**Input material**
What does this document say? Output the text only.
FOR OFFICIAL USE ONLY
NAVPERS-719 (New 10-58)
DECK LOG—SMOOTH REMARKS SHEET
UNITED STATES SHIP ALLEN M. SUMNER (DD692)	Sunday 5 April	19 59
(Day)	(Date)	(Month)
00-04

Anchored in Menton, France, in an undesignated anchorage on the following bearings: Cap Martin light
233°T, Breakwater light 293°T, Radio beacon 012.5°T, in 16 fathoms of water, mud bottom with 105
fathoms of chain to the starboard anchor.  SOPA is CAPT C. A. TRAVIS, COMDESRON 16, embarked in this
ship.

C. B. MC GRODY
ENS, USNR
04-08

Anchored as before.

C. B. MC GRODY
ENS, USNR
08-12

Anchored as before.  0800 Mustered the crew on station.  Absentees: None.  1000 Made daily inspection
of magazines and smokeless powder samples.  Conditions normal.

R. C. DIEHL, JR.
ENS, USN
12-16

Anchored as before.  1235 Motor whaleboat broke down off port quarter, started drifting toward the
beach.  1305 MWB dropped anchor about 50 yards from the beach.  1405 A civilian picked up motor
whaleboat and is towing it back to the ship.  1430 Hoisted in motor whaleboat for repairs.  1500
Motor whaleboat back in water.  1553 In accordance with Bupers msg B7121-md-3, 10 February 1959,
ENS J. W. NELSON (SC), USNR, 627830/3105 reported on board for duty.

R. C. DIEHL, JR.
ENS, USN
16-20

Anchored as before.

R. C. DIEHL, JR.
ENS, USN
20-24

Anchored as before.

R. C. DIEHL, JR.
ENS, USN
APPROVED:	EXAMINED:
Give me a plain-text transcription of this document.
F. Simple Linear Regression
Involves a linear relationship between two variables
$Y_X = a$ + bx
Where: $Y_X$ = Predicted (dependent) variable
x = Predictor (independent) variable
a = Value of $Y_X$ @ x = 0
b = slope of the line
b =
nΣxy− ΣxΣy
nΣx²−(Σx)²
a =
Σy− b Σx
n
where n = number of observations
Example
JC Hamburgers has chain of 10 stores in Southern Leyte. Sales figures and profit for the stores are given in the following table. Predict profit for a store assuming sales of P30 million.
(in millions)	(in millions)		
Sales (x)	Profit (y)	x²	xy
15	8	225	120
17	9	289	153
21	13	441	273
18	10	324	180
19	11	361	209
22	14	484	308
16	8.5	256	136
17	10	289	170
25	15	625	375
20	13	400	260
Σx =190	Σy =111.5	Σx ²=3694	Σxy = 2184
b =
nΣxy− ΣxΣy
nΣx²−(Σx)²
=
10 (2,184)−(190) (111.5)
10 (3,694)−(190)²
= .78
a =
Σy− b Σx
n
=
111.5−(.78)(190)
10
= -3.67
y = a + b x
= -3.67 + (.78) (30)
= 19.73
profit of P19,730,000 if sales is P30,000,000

**Given request**
Extract, from the listing above, every line where the string "chain" occurs.

**Result of this exercise**
fathoms of chain to the starboard anchor.  SOPA is CAPT C. A. TRAVIS, COMDESRON 16, embarked in this
JC Hamburgers has chain of 10 stores in Southern Leyte. Sales figures and profit for the stores are given in the following table. Predict profit for a store assuming sales of P30 million.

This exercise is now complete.